>> Begin

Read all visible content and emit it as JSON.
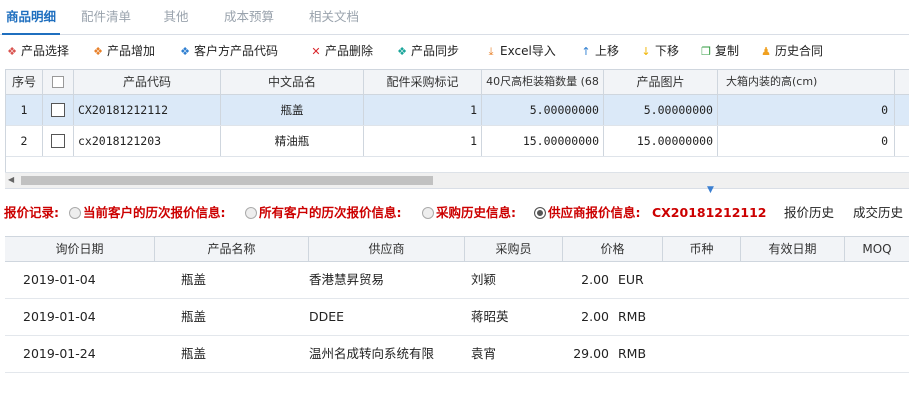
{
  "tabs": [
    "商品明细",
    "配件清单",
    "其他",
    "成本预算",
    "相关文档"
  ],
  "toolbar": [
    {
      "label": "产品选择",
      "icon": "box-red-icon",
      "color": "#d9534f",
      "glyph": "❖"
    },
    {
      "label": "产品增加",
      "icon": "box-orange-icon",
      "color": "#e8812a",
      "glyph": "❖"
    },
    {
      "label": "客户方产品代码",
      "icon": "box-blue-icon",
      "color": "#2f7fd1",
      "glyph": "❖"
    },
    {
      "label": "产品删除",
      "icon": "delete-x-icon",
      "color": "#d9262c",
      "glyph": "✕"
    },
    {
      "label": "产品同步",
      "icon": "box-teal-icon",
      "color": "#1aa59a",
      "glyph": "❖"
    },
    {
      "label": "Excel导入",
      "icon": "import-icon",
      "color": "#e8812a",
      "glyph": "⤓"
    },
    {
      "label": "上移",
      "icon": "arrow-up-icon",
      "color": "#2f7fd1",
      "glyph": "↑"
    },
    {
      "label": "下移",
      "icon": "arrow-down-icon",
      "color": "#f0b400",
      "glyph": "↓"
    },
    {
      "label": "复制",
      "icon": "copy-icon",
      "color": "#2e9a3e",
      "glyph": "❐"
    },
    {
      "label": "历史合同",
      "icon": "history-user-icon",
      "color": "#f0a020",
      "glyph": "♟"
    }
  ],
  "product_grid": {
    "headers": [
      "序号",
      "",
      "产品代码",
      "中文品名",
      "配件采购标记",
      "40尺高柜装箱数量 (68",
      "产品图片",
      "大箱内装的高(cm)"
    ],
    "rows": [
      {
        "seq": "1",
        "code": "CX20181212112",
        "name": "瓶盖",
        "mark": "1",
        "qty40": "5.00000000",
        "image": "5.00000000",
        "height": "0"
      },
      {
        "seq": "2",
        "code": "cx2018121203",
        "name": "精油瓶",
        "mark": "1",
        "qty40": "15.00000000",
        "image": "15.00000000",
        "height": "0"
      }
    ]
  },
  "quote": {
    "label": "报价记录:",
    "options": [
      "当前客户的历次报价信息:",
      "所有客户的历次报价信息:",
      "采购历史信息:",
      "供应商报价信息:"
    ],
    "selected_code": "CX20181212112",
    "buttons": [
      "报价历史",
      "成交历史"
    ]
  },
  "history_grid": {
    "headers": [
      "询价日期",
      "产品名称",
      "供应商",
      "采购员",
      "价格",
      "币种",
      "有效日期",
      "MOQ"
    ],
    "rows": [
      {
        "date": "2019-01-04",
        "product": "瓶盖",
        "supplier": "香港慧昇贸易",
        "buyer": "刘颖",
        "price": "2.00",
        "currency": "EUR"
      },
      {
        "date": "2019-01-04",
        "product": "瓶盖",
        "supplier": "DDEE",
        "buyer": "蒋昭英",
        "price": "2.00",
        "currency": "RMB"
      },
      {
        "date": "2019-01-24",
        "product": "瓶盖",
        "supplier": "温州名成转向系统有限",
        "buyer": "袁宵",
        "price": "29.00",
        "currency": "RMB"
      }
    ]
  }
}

>> End
>> Begin

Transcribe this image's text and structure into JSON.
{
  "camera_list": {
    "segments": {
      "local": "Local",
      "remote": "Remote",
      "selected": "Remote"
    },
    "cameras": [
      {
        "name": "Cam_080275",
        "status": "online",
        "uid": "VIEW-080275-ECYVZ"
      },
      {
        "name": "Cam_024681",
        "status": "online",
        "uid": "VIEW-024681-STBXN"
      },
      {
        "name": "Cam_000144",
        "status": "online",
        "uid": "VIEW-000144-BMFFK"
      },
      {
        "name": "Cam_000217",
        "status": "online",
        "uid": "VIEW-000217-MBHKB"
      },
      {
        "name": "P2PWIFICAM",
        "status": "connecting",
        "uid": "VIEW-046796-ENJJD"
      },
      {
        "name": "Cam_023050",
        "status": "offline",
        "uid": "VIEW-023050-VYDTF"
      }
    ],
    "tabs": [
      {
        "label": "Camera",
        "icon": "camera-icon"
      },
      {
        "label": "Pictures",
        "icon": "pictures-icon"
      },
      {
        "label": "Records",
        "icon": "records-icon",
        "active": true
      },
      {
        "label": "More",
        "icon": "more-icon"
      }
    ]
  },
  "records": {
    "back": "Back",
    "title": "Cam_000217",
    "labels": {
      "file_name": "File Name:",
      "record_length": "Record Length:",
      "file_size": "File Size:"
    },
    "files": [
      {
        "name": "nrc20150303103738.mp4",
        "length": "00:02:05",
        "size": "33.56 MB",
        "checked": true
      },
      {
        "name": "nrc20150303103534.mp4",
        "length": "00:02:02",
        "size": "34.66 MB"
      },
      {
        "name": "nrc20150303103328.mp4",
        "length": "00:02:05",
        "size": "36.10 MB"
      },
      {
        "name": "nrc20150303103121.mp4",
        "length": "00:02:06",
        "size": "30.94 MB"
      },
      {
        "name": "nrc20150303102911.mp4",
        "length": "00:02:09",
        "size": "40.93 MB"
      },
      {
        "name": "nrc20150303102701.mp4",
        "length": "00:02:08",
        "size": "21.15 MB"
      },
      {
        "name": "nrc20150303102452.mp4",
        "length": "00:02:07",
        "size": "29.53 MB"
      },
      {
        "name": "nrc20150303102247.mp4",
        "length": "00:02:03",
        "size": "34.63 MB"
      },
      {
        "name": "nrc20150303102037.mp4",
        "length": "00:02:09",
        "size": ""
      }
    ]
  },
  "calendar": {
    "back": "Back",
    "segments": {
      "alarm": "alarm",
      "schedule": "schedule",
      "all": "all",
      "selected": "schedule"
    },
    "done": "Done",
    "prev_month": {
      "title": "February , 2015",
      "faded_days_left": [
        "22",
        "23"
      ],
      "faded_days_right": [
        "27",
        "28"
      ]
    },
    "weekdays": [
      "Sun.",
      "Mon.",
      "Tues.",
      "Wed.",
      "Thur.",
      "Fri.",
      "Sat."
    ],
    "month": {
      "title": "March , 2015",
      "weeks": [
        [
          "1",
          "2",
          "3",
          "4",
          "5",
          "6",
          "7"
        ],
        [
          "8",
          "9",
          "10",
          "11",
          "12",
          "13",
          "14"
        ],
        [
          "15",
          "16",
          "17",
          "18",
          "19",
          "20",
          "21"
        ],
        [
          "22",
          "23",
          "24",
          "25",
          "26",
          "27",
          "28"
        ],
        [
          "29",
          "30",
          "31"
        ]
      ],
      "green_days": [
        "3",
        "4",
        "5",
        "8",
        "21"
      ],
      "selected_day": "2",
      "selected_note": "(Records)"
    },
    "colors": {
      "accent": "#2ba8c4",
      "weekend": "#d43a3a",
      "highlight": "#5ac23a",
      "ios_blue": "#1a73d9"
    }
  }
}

>> End

=== YOUR TASK ===
Filter the records, keeping only lines that contain "VIEW", and show those lines.

=== ANSWER TO THIS TASK ===
        "uid": "VIEW-080275-ECYVZ"
        "uid": "VIEW-024681-STBXN"
        "uid": "VIEW-000144-BMFFK"
        "uid": "VIEW-000217-MBHKB"
        "uid": "VIEW-046796-ENJJD"
        "uid": "VIEW-023050-VYDTF"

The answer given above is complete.